Scan the records and identify every line in which the string "color" occurs, then return those lines.

# start of EXTRACTED ENTRIES

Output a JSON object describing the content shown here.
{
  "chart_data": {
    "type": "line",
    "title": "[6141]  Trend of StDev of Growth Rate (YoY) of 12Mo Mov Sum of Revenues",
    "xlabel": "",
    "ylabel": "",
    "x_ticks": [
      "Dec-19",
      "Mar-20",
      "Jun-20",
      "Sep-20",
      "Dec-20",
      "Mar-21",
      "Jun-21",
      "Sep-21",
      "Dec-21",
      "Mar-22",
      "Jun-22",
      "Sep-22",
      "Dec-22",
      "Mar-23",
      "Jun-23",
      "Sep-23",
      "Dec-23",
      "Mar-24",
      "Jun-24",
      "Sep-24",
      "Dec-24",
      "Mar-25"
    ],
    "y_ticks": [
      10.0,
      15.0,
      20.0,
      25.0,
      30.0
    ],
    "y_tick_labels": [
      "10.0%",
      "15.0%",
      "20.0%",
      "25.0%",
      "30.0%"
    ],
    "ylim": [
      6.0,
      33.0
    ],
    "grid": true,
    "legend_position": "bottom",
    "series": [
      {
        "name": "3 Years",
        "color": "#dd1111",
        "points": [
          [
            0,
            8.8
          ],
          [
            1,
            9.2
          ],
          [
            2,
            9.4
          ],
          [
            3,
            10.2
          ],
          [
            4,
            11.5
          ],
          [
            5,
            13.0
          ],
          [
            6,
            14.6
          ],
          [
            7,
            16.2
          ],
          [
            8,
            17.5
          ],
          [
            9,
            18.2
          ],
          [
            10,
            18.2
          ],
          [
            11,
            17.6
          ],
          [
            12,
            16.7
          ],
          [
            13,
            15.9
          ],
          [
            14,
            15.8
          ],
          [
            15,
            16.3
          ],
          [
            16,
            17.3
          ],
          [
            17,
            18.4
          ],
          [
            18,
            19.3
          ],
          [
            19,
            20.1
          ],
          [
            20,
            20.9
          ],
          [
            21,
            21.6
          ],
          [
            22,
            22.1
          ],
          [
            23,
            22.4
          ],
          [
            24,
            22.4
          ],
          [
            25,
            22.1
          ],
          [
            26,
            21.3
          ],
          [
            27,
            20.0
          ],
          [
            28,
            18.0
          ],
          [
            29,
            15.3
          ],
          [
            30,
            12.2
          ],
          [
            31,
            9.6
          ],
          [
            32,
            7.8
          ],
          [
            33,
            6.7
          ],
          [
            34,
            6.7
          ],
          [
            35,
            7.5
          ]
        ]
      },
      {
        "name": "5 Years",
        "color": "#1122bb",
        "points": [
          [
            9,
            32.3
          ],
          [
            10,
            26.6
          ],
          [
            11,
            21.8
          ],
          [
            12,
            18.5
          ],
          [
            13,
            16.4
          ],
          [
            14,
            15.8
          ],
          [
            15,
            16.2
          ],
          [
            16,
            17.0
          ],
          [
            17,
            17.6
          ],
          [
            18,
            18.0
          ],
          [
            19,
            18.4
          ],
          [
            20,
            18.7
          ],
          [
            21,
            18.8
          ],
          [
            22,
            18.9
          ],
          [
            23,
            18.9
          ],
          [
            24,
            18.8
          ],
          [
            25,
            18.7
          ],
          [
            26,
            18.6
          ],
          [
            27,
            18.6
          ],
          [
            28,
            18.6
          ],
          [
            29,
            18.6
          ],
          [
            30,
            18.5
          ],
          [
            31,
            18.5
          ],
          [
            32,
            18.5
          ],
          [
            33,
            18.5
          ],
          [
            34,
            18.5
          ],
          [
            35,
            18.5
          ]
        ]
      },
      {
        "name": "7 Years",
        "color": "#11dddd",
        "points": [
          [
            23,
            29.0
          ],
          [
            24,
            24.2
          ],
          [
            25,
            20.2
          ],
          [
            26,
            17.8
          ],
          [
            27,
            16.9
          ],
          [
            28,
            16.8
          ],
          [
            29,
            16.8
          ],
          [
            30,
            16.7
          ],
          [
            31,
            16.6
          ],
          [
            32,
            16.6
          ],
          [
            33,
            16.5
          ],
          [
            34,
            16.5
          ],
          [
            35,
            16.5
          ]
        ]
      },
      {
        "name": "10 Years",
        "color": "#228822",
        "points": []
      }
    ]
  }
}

# end of EXTRACTED ENTRIES

**IN RESPONSE**:
        "color": "#dd1111",
        "color": "#1122bb",
        "color": "#11dddd",
        "color": "#228822",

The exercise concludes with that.